What you have to do
Set down every record below exactly as it stands, minus the pictures.

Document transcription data

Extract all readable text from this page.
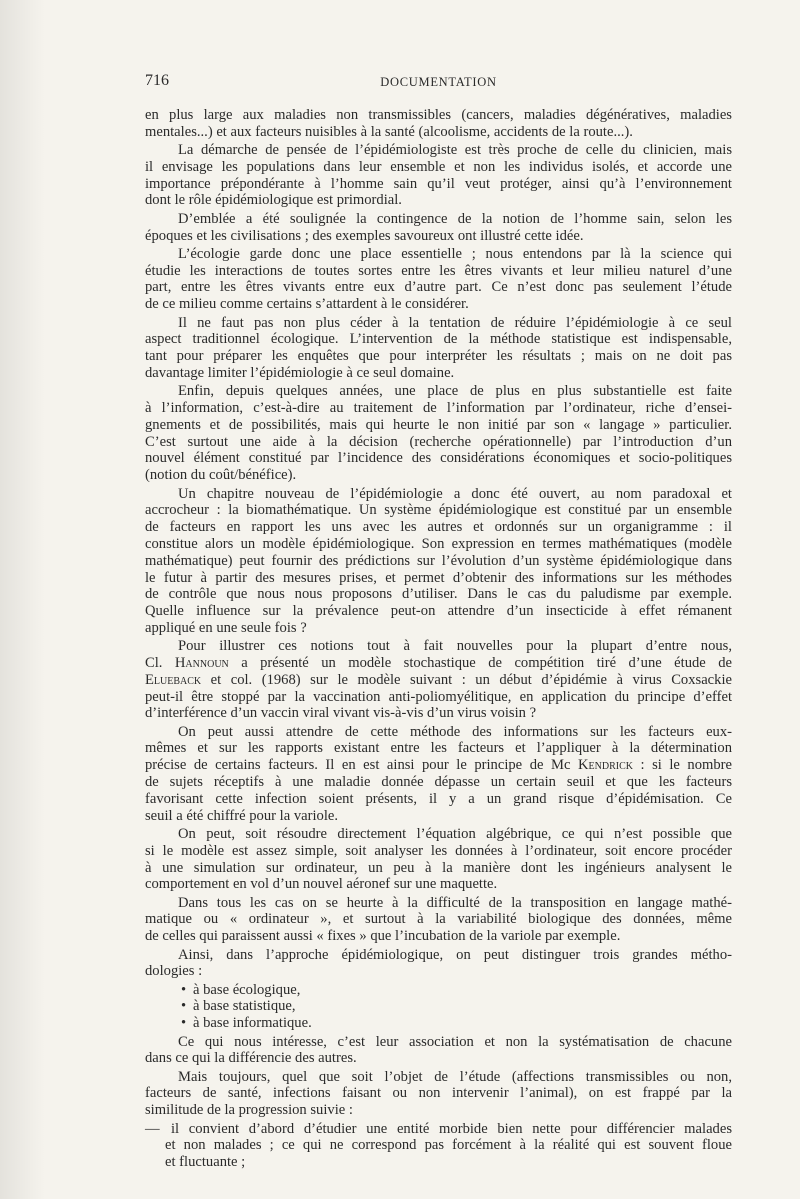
716	DOCUMENTATION
en plus large aux maladies non transmissibles (cancers, maladies dégénératives, maladies
mentales...) et aux facteurs nuisibles à la santé (alcoolisme, accidents de la route...).
La démarche de pensée de l’épidémiologiste est très proche de celle du clinicien, mais
il envisage les populations dans leur ensemble et non les individus isolés, et accorde une
importance prépondérante à l’homme sain qu’il veut protéger, ainsi qu’à l’environnement
dont le rôle épidémiologique est primordial.
D’emblée a été soulignée la contingence de la notion de l’homme sain, selon les
époques et les civilisations ; des exemples savoureux ont illustré cette idée.
L’écologie garde donc une place essentielle ; nous entendons par là la science qui
étudie les interactions de toutes sortes entre les êtres vivants et leur milieu naturel d’une
part, entre les êtres vivants entre eux d’autre part. Ce n’est donc pas seulement l’étude
de ce milieu comme certains s’attardent à le considérer.
Il ne faut pas non plus céder à la tentation de réduire l’épidémiologie à ce seul
aspect traditionnel écologique. L’intervention de la méthode statistique est indispensable,
tant pour préparer les enquêtes que pour interpréter les résultats ; mais on ne doit pas
davantage limiter l’épidémiologie à ce seul domaine.
Enfin, depuis quelques années, une place de plus en plus substantielle est faite
à l’information, c’est-à-dire au traitement de l’information par l’ordinateur, riche d’ensei-
gnements et de possibilités, mais qui heurte le non initié par son « langage » particulier.
C’est surtout une aide à la décision (recherche opérationnelle) par l’introduction d’un
nouvel élément constitué par l’incidence des considérations économiques et socio-politiques
(notion du coût/bénéfice).
Un chapitre nouveau de l’épidémiologie a donc été ouvert, au nom paradoxal et
accrocheur : la biomathématique. Un système épidémiologique est constitué par un ensemble
de facteurs en rapport les uns avec les autres et ordonnés sur un organigramme : il
constitue alors un modèle épidémiologique. Son expression en termes mathématiques (modèle
mathématique) peut fournir des prédictions sur l’évolution d’un système épidémiologique dans
le futur à partir des mesures prises, et permet d’obtenir des informations sur les méthodes
de contrôle que nous nous proposons d’utiliser. Dans le cas du paludisme par exemple.
Quelle influence sur la prévalence peut-on attendre d’un insecticide à effet rémanent
appliqué en une seule fois ?
Pour illustrer ces notions tout à fait nouvelles pour la plupart d’entre nous,
Cl. Hannoun a présenté un modèle stochastique de compétition tiré d’une étude de
Elueback et col. (1968) sur le modèle suivant : un début d’épidémie à virus Coxsackie
peut-il être stoppé par la vaccination anti-poliomyélitique, en application du principe d’effet
d’interférence d’un vaccin viral vivant vis-à-vis d’un virus voisin ?
On peut aussi attendre de cette méthode des informations sur les facteurs eux-
mêmes et sur les rapports existant entre les facteurs et l’appliquer à la détermination
précise de certains facteurs. Il en est ainsi pour le principe de Mc Kendrick : si le nombre
de sujets réceptifs à une maladie donnée dépasse un certain seuil et que les facteurs
favorisant cette infection soient présents, il y a un grand risque d’épidémisation. Ce
seuil a été chiffré pour la variole.
On peut, soit résoudre directement l’équation algébrique, ce qui n’est possible que
si le modèle est assez simple, soit analyser les données à l’ordinateur, soit encore procéder
à une simulation sur ordinateur, un peu à la manière dont les ingénieurs analysent le
comportement en vol d’un nouvel aéronef sur une maquette.
Dans tous les cas on se heurte à la difficulté de la transposition en langage mathé-
matique ou « ordinateur », et surtout à la variabilité biologique des données, même
de celles qui paraissent aussi « fixes » que l’incubation de la variole par exemple.
Ainsi, dans l’approche épidémiologique, on peut distinguer trois grandes métho-
dologies :
• à base écologique,
• à base statistique,
• à base informatique.
Ce qui nous intéresse, c’est leur association et non la systématisation de chacune
dans ce qui la différencie des autres.
Mais toujours, quel que soit l’objet de l’étude (affections transmissibles ou non,
facteurs de santé, infections faisant ou non intervenir l’animal), on est frappé par la
similitude de la progression suivie :
— il convient d’abord d’étudier une entité morbide bien nette pour différencier malades
et non malades ; ce qui ne correspond pas forcément à la réalité qui est souvent floue
et fluctuante ;
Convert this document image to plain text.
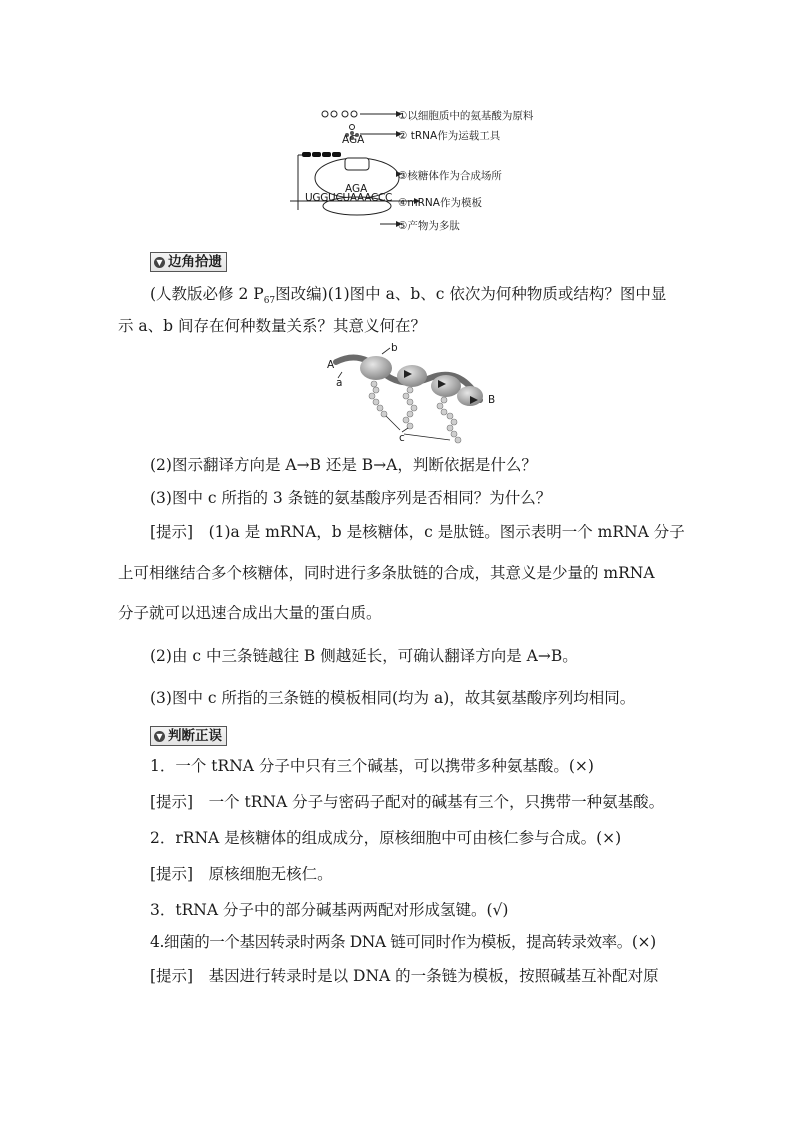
AGA
AGA
UGGUCUAAACCC
①以细胞质中的氨基酸为原料
② tRNA作为运载工具
③核糖体作为合成场所
④mRNA作为模板
⑤产物为多肽
▼ 边角拾遗
(人教版必修 2 $P_{67}$图改编)(1)图中 a、b、c 依次为何种物质或结构？图中显
示 a、b 间存在何种数量关系？其意义何在？
A
a
b
B
c
(2)图示翻译方向是 A→B 还是 B→A，判断依据是什么？
(3)图中 c 所指的 3 条链的氨基酸序列是否相同？为什么？
[提示]　(1)a 是 mRNA，b 是核糖体，c 是肽链。图示表明一个 mRNA 分子
上可相继结合多个核糖体，同时进行多条肽链的合成，其意义是少量的 mRNA
分子就可以迅速合成出大量的蛋白质。
(2)由 c 中三条链越往 B 侧越延长，可确认翻译方向是 A→B。
(3)图中 c 所指的三条链的模板相同(均为 a)，故其氨基酸序列均相同。
▼ 判断正误
1．一个 tRNA 分子中只有三个碱基，可以携带多种氨基酸。(×)
[提示]　一个 tRNA 分子与密码子配对的碱基有三个，只携带一种氨基酸。
2．rRNA 是核糖体的组成成分，原核细胞中可由核仁参与合成。(×)
[提示]　原核细胞无核仁。
3．tRNA 分子中的部分碱基两两配对形成氢键。(√)
4.细菌的一个基因转录时两条 DNA 链可同时作为模板，提高转录效率。(×)
[提示]　基因进行转录时是以 DNA 的一条链为模板，按照碱基互补配对原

Result for this task
Extract all readable text from this page.
716	DOCUMENTATION
en plus large aux maladies non transmissibles (cancers, maladies dégénératives, maladies
mentales...) et aux facteurs nuisibles à la santé (alcoolisme, accidents de la route...).
La démarche de pensée de l’épidémiologiste est très proche de celle du clinicien, mais
il envisage les populations dans leur ensemble et non les individus isolés, et accorde une
importance prépondérante à l’homme sain qu’il veut protéger, ainsi qu’à l’environnement
dont le rôle épidémiologique est primordial.
D’emblée a été soulignée la contingence de la notion de l’homme sain, selon les
époques et les civilisations ; des exemples savoureux ont illustré cette idée.
L’écologie garde donc une place essentielle ; nous entendons par là la science qui
étudie les interactions de toutes sortes entre les êtres vivants et leur milieu naturel d’une
part, entre les êtres vivants entre eux d’autre part. Ce n’est donc pas seulement l’étude
de ce milieu comme certains s’attardent à le considérer.
Il ne faut pas non plus céder à la tentation de réduire l’épidémiologie à ce seul
aspect traditionnel écologique. L’intervention de la méthode statistique est indispensable,
tant pour préparer les enquêtes que pour interpréter les résultats ; mais on ne doit pas
davantage limiter l’épidémiologie à ce seul domaine.
Enfin, depuis quelques années, une place de plus en plus substantielle est faite
à l’information, c’est-à-dire au traitement de l’information par l’ordinateur, riche d’ensei-
gnements et de possibilités, mais qui heurte le non initié par son « langage » particulier.
C’est surtout une aide à la décision (recherche opérationnelle) par l’introduction d’un
nouvel élément constitué par l’incidence des considérations économiques et socio-politiques
(notion du coût/bénéfice).
Un chapitre nouveau de l’épidémiologie a donc été ouvert, au nom paradoxal et
accrocheur : la biomathématique. Un système épidémiologique est constitué par un ensemble
de facteurs en rapport les uns avec les autres et ordonnés sur un organigramme : il
constitue alors un modèle épidémiologique. Son expression en termes mathématiques (modèle
mathématique) peut fournir des prédictions sur l’évolution d’un système épidémiologique dans
le futur à partir des mesures prises, et permet d’obtenir des informations sur les méthodes
de contrôle que nous nous proposons d’utiliser. Dans le cas du paludisme par exemple.
Quelle influence sur la prévalence peut-on attendre d’un insecticide à effet rémanent
appliqué en une seule fois ?
Pour illustrer ces notions tout à fait nouvelles pour la plupart d’entre nous,
Cl. Hannoun a présenté un modèle stochastique de compétition tiré d’une étude de
Elueback et col. (1968) sur le modèle suivant : un début d’épidémie à virus Coxsackie
peut-il être stoppé par la vaccination anti-poliomyélitique, en application du principe d’effet
d’interférence d’un vaccin viral vivant vis-à-vis d’un virus voisin ?
On peut aussi attendre de cette méthode des informations sur les facteurs eux-
mêmes et sur les rapports existant entre les facteurs et l’appliquer à la détermination
précise de certains facteurs. Il en est ainsi pour le principe de Mc Kendrick : si le nombre
de sujets réceptifs à une maladie donnée dépasse un certain seuil et que les facteurs
favorisant cette infection soient présents, il y a un grand risque d’épidémisation. Ce
seuil a été chiffré pour la variole.
On peut, soit résoudre directement l’équation algébrique, ce qui n’est possible que
si le modèle est assez simple, soit analyser les données à l’ordinateur, soit encore procéder
à une simulation sur ordinateur, un peu à la manière dont les ingénieurs analysent le
comportement en vol d’un nouvel aéronef sur une maquette.
Dans tous les cas on se heurte à la difficulté de la transposition en langage mathé-
matique ou « ordinateur », et surtout à la variabilité biologique des données, même
de celles qui paraissent aussi « fixes » que l’incubation de la variole par exemple.
Ainsi, dans l’approche épidémiologique, on peut distinguer trois grandes métho-
dologies :
• à base écologique,
• à base statistique,
• à base informatique.
Ce qui nous intéresse, c’est leur association et non la systématisation de chacune
dans ce qui la différencie des autres.
Mais toujours, quel que soit l’objet de l’étude (affections transmissibles ou non,
facteurs de santé, infections faisant ou non intervenir l’animal), on est frappé par la
similitude de la progression suivie :
— il convient d’abord d’étudier une entité morbide bien nette pour différencier malades
et non malades ; ce qui ne correspond pas forcément à la réalité qui est souvent floue
et fluctuante ;
Convert this document image to plain text.
AGA
AGA
UGGUCUAAACCC
①以细胞质中的氨基酸为原料
② tRNA作为运载工具
③核糖体作为合成场所
④mRNA作为模板
⑤产物为多肽
▼ 边角拾遗
(人教版必修 2 $P_{67}$图改编)(1)图中 a、b、c 依次为何种物质或结构？图中显
示 a、b 间存在何种数量关系？其意义何在？
A
a
b
B
c
(2)图示翻译方向是 A→B 还是 B→A，判断依据是什么？
(3)图中 c 所指的 3 条链的氨基酸序列是否相同？为什么？
[提示]　(1)a 是 mRNA，b 是核糖体，c 是肽链。图示表明一个 mRNA 分子
上可相继结合多个核糖体，同时进行多条肽链的合成，其意义是少量的 mRNA
分子就可以迅速合成出大量的蛋白质。
(2)由 c 中三条链越往 B 侧越延长，可确认翻译方向是 A→B。
(3)图中 c 所指的三条链的模板相同(均为 a)，故其氨基酸序列均相同。
▼ 判断正误
1．一个 tRNA 分子中只有三个碱基，可以携带多种氨基酸。(×)
[提示]　一个 tRNA 分子与密码子配对的碱基有三个，只携带一种氨基酸。
2．rRNA 是核糖体的组成成分，原核细胞中可由核仁参与合成。(×)
[提示]　原核细胞无核仁。
3．tRNA 分子中的部分碱基两两配对形成氢键。(√)
4.细菌的一个基因转录时两条 DNA 链可同时作为模板，提高转录效率。(×)
[提示]　基因进行转录时是以 DNA 的一条链为模板，按照碱基互补配对原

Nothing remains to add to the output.